Please give the listing again in its entirety, exactly as written.

— START —

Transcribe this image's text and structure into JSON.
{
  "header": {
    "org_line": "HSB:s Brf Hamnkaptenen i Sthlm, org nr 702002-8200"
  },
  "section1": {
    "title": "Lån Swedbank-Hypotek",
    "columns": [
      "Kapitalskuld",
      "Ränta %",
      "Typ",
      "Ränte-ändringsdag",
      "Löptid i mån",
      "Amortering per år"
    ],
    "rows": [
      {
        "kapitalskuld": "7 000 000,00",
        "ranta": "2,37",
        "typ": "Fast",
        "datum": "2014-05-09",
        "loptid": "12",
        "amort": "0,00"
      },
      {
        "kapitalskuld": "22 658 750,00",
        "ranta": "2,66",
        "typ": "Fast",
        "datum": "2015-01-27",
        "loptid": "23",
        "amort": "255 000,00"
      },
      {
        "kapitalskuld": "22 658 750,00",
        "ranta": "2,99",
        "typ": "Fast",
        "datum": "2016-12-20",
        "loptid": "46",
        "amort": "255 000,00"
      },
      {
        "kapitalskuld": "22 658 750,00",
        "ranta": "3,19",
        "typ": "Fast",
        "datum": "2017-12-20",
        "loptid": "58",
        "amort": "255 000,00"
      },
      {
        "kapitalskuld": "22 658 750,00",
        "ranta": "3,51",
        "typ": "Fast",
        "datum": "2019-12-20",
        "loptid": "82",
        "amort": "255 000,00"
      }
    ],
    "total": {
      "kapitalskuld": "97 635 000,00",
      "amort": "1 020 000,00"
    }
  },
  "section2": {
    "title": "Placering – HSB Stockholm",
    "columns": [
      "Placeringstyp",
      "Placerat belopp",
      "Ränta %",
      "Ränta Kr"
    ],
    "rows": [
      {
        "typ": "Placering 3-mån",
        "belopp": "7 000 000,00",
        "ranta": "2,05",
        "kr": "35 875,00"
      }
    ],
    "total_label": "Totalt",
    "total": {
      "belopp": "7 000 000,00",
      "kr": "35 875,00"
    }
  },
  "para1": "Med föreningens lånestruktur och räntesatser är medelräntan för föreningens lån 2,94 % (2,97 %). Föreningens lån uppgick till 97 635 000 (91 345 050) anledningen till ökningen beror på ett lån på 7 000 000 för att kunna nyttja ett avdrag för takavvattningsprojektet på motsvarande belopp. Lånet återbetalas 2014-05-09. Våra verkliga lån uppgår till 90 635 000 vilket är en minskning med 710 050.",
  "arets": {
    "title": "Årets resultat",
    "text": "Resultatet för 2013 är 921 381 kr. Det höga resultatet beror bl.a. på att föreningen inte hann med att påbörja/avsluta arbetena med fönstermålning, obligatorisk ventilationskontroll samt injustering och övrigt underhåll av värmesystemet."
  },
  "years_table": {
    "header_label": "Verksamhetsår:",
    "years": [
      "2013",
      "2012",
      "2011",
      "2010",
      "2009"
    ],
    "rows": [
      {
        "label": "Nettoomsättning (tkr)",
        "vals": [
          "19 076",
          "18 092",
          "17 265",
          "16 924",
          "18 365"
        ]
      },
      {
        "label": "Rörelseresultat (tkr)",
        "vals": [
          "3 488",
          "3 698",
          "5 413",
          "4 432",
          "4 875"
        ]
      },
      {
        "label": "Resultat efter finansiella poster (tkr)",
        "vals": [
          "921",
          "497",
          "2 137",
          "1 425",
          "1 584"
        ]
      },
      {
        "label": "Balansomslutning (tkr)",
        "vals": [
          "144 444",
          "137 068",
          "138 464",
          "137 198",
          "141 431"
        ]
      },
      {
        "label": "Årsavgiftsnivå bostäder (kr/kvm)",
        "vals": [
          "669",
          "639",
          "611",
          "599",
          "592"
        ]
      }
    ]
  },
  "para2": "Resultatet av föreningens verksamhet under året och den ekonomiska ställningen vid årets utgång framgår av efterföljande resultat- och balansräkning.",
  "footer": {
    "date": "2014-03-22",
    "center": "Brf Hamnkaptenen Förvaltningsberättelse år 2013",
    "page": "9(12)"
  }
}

— END —

◆ FINISHED EXERCISE
Transcribe this image's text and structure into JSON.
{
  "header": {
    "org_line": "HSB:s Brf Hamnkaptenen i Sthlm, org nr 702002-8200"
  },
  "section1": {
    "title": "Lån Swedbank-Hypotek",
    "columns": [
      "Kapitalskuld",
      "Ränta %",
      "Typ",
      "Ränte-ändringsdag",
      "Löptid i mån",
      "Amortering per år"
    ],
    "rows": [
      {
        "kapitalskuld": "7 000 000,00",
        "ranta": "2,37",
        "typ": "Fast",
        "datum": "2014-05-09",
        "loptid": "12",
        "amort": "0,00"
      },
      {
        "kapitalskuld": "22 658 750,00",
        "ranta": "2,66",
        "typ": "Fast",
        "datum": "2015-01-27",
        "loptid": "23",
        "amort": "255 000,00"
      },
      {
        "kapitalskuld": "22 658 750,00",
        "ranta": "2,99",
        "typ": "Fast",
        "datum": "2016-12-20",
        "loptid": "46",
        "amort": "255 000,00"
      },
      {
        "kapitalskuld": "22 658 750,00",
        "ranta": "3,19",
        "typ": "Fast",
        "datum": "2017-12-20",
        "loptid": "58",
        "amort": "255 000,00"
      },
      {
        "kapitalskuld": "22 658 750,00",
        "ranta": "3,51",
        "typ": "Fast",
        "datum": "2019-12-20",
        "loptid": "82",
        "amort": "255 000,00"
      }
    ],
    "total": {
      "kapitalskuld": "97 635 000,00",
      "amort": "1 020 000,00"
    }
  },
  "section2": {
    "title": "Placering – HSB Stockholm",
    "columns": [
      "Placeringstyp",
      "Placerat belopp",
      "Ränta %",
      "Ränta Kr"
    ],
    "rows": [
      {
        "typ": "Placering 3-mån",
        "belopp": "7 000 000,00",
        "ranta": "2,05",
        "kr": "35 875,00"
      }
    ],
    "total_label": "Totalt",
    "total": {
      "belopp": "7 000 000,00",
      "kr": "35 875,00"
    }
  },
  "para1": "Med föreningens lånestruktur och räntesatser är medelräntan för föreningens lån 2,94 % (2,97 %). Föreningens lån uppgick till 97 635 000 (91 345 050) anledningen till ökningen beror på ett lån på 7 000 000 för att kunna nyttja ett avdrag för takavvattningsprojektet på motsvarande belopp. Lånet återbetalas 2014-05-09. Våra verkliga lån uppgår till 90 635 000 vilket är en minskning med 710 050.",
  "arets": {
    "title": "Årets resultat",
    "text": "Resultatet för 2013 är 921 381 kr. Det höga resultatet beror bl.a. på att föreningen inte hann med att påbörja/avsluta arbetena med fönstermålning, obligatorisk ventilationskontroll samt injustering och övrigt underhåll av värmesystemet."
  },
  "years_table": {
    "header_label": "Verksamhetsår:",
    "years": [
      "2013",
      "2012",
      "2011",
      "2010",
      "2009"
    ],
    "rows": [
      {
        "label": "Nettoomsättning (tkr)",
        "vals": [
          "19 076",
          "18 092",
          "17 265",
          "16 924",
          "18 365"
        ]
      },
      {
        "label": "Rörelseresultat (tkr)",
        "vals": [
          "3 488",
          "3 698",
          "5 413",
          "4 432",
          "4 875"
        ]
      },
      {
        "label": "Resultat efter finansiella poster (tkr)",
        "vals": [
          "921",
          "497",
          "2 137",
          "1 425",
          "1 584"
        ]
      },
      {
        "label": "Balansomslutning (tkr)",
        "vals": [
          "144 444",
          "137 068",
          "138 464",
          "137 198",
          "141 431"
        ]
      },
      {
        "label": "Årsavgiftsnivå bostäder (kr/kvm)",
        "vals": [
          "669",
          "639",
          "611",
          "599",
          "592"
        ]
      }
    ]
  },
  "para2": "Resultatet av föreningens verksamhet under året och den ekonomiska ställningen vid årets utgång framgår av efterföljande resultat- och balansräkning.",
  "footer": {
    "date": "2014-03-22",
    "center": "Brf Hamnkaptenen Förvaltningsberättelse år 2013",
    "page": "9(12)"
  }
}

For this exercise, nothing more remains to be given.